-------- RECORDS SHOWN --------

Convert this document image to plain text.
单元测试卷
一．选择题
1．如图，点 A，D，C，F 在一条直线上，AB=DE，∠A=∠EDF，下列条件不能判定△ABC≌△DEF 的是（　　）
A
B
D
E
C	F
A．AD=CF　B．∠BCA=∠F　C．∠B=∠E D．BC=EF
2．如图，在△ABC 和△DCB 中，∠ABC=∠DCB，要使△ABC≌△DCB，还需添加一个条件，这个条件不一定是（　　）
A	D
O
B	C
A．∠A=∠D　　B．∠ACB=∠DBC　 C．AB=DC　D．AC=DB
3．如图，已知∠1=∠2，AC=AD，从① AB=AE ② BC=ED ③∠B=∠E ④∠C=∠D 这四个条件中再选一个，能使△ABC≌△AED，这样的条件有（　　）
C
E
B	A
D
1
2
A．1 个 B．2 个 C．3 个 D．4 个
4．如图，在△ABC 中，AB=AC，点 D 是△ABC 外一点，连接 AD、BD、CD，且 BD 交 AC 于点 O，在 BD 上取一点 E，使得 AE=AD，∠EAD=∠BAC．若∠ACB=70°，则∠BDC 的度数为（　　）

--------

◆ **TO DO**
All of the material must be reproduced exactly.

◆ **ANSWER TO THE PROBLEM**
Convert this document image to plain text.
单元测试卷
一．选择题
1．如图，点 A，D，C，F 在一条直线上，AB=DE，∠A=∠EDF，下列条件不能判定△ABC≌△DEF 的是（　　）
A
B
D
E
C	F
A．AD=CF　B．∠BCA=∠F　C．∠B=∠E D．BC=EF
2．如图，在△ABC 和△DCB 中，∠ABC=∠DCB，要使△ABC≌△DCB，还需添加一个条件，这个条件不一定是（　　）
A	D
O
B	C
A．∠A=∠D　　B．∠ACB=∠DBC　 C．AB=DC　D．AC=DB
3．如图，已知∠1=∠2，AC=AD，从① AB=AE ② BC=ED ③∠B=∠E ④∠C=∠D 这四个条件中再选一个，能使△ABC≌△AED，这样的条件有（　　）
C
E
B	A
D
1
2
A．1 个 B．2 个 C．3 个 D．4 个
4．如图，在△ABC 中，AB=AC，点 D 是△ABC 外一点，连接 AD、BD、CD，且 BD 交 AC 于点 O，在 BD 上取一点 E，使得 AE=AD，∠EAD=∠BAC．若∠ACB=70°，则∠BDC 的度数为（　　）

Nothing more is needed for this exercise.